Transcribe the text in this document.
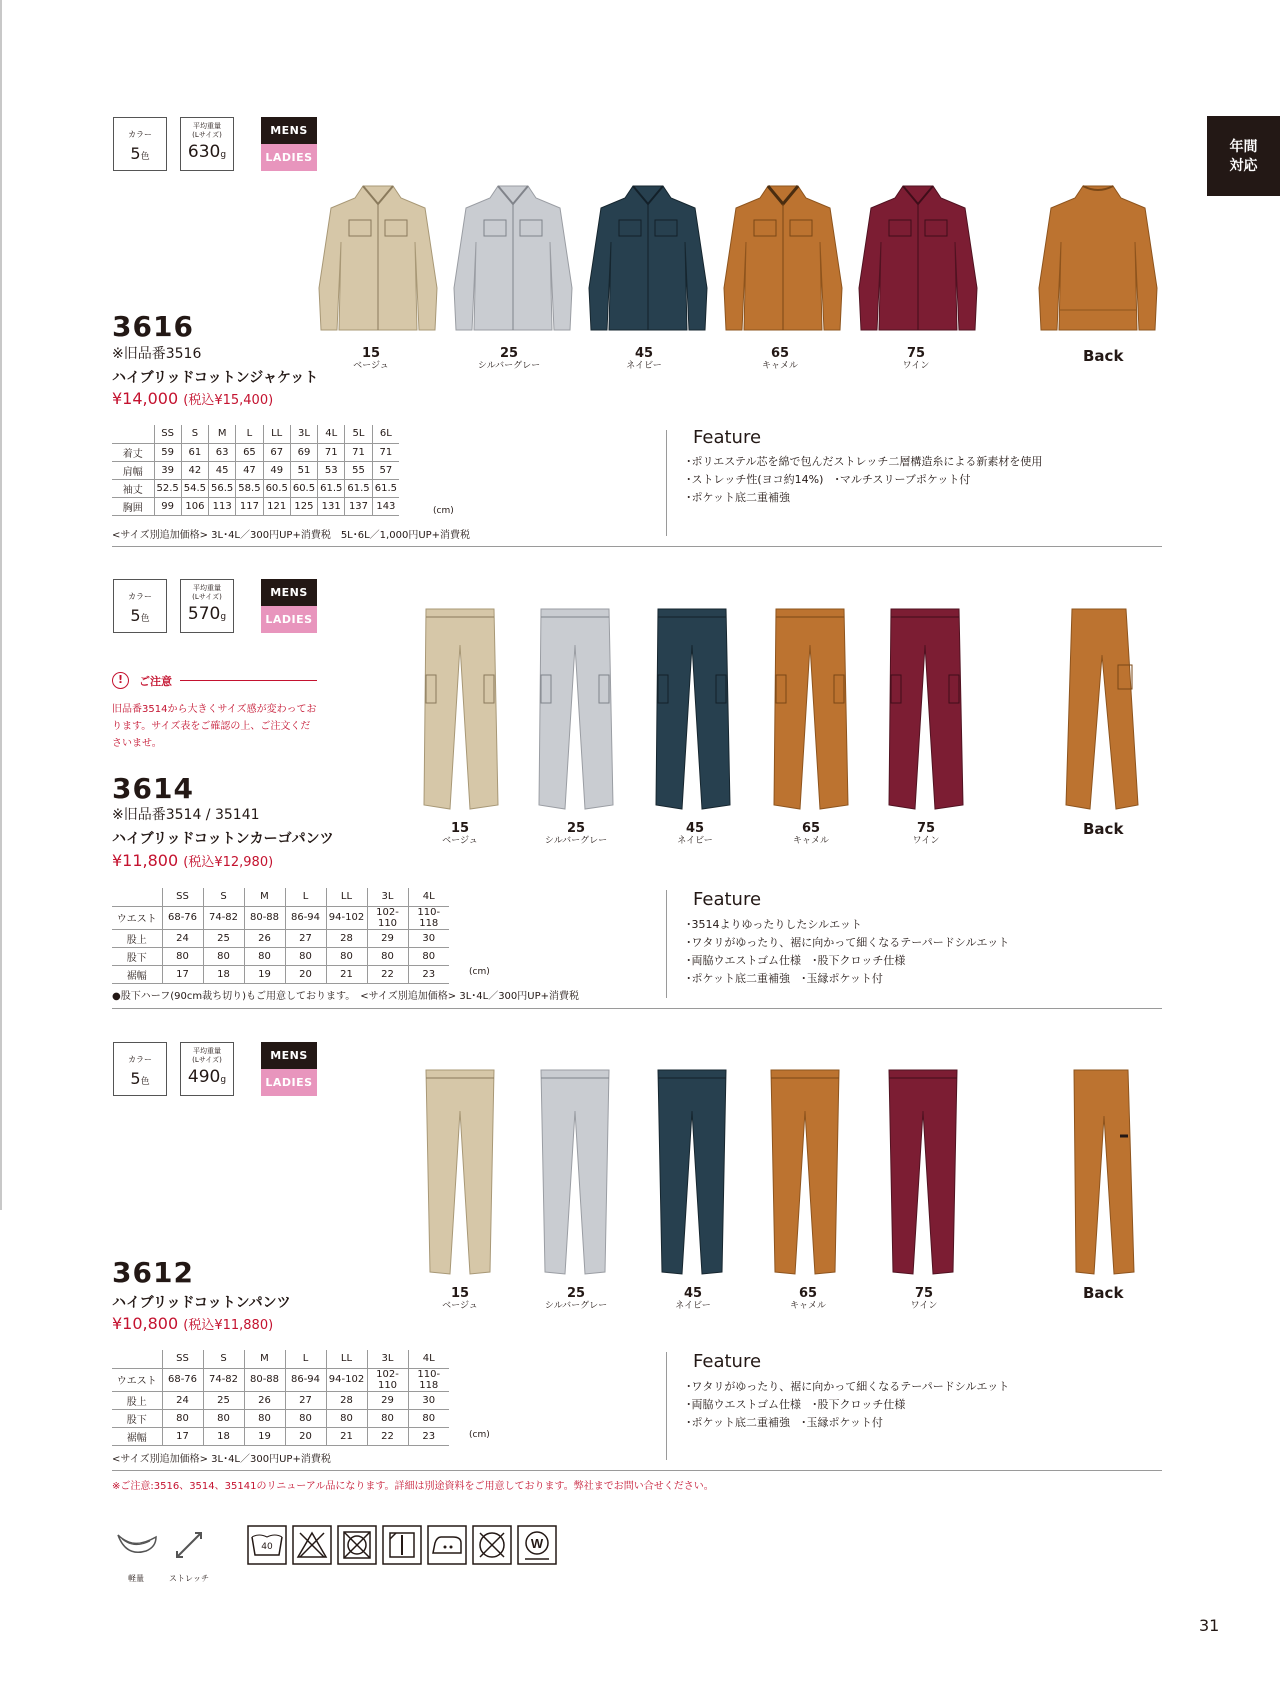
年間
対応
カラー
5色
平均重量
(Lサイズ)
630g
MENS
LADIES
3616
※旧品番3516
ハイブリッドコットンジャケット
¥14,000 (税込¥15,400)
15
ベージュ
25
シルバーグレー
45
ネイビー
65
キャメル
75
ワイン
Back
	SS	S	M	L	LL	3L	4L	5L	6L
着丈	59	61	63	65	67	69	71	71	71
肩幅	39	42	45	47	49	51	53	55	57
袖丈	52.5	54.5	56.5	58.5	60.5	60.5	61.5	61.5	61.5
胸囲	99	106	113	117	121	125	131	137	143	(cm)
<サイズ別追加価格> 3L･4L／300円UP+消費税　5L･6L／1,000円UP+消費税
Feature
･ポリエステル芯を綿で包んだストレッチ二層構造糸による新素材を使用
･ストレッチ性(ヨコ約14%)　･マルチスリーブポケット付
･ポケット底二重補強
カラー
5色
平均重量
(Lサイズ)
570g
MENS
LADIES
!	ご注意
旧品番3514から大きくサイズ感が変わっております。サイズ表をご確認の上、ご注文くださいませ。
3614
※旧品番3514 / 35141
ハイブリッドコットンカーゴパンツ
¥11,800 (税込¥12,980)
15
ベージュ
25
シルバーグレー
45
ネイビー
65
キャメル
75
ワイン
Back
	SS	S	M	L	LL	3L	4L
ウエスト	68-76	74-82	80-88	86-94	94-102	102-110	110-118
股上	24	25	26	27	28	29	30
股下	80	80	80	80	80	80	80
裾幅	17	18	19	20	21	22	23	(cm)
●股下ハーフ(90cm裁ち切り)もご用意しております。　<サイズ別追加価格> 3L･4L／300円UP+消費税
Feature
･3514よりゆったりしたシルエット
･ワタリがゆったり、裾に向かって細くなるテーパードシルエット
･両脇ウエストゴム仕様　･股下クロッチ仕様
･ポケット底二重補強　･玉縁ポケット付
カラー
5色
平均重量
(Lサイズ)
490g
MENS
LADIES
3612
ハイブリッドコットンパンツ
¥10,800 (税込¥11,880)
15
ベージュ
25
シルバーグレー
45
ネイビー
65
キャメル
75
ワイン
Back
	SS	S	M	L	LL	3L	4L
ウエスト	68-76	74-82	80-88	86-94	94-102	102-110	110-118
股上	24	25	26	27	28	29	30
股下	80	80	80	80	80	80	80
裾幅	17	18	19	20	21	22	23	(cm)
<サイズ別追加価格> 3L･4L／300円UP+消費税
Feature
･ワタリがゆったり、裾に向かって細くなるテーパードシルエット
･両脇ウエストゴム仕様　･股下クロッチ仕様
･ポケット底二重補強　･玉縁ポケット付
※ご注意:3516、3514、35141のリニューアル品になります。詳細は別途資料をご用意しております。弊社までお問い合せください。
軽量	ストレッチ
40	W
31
- - -
— Exercise brief —
Please write out all the data again word for word, but not the pictures.

— Result —
Transcribe the text in this document.
年間
対応
カラー
5色
平均重量
(Lサイズ)
630g
MENS
LADIES
3616
※旧品番3516
ハイブリッドコットンジャケット
¥14,000 (税込¥15,400)
15
ベージュ
25
シルバーグレー
45
ネイビー
65
キャメル
75
ワイン
Back
	SS	S	M	L	LL	3L	4L	5L	6L
着丈	59	61	63	65	67	69	71	71	71
肩幅	39	42	45	47	49	51	53	55	57
袖丈	52.5	54.5	56.5	58.5	60.5	60.5	61.5	61.5	61.5
胸囲	99	106	113	117	121	125	131	137	143	(cm)
<サイズ別追加価格> 3L･4L／300円UP+消費税　5L･6L／1,000円UP+消費税
Feature
･ポリエステル芯を綿で包んだストレッチ二層構造糸による新素材を使用
･ストレッチ性(ヨコ約14%)　･マルチスリーブポケット付
･ポケット底二重補強
カラー
5色
平均重量
(Lサイズ)
570g
MENS
LADIES
!	ご注意
旧品番3514から大きくサイズ感が変わっております。サイズ表をご確認の上、ご注文くださいませ。
3614
※旧品番3514 / 35141
ハイブリッドコットンカーゴパンツ
¥11,800 (税込¥12,980)
15
ベージュ
25
シルバーグレー
45
ネイビー
65
キャメル
75
ワイン
Back
	SS	S	M	L	LL	3L	4L
ウエスト	68-76	74-82	80-88	86-94	94-102	102-110	110-118
股上	24	25	26	27	28	29	30
股下	80	80	80	80	80	80	80
裾幅	17	18	19	20	21	22	23	(cm)
●股下ハーフ(90cm裁ち切り)もご用意しております。　<サイズ別追加価格> 3L･4L／300円UP+消費税
Feature
･3514よりゆったりしたシルエット
･ワタリがゆったり、裾に向かって細くなるテーパードシルエット
･両脇ウエストゴム仕様　･股下クロッチ仕様
･ポケット底二重補強　･玉縁ポケット付
カラー
5色
平均重量
(Lサイズ)
490g
MENS
LADIES
3612
ハイブリッドコットンパンツ
¥10,800 (税込¥11,880)
15
ベージュ
25
シルバーグレー
45
ネイビー
65
キャメル
75
ワイン
Back
	SS	S	M	L	LL	3L	4L
ウエスト	68-76	74-82	80-88	86-94	94-102	102-110	110-118
股上	24	25	26	27	28	29	30
股下	80	80	80	80	80	80	80
裾幅	17	18	19	20	21	22	23	(cm)
<サイズ別追加価格> 3L･4L／300円UP+消費税
Feature
･ワタリがゆったり、裾に向かって細くなるテーパードシルエット
･両脇ウエストゴム仕様　･股下クロッチ仕様
･ポケット底二重補強　･玉縁ポケット付
※ご注意:3516、3514、35141のリニューアル品になります。詳細は別途資料をご用意しております。弊社までお問い合せください。
軽量	ストレッチ
40	W
31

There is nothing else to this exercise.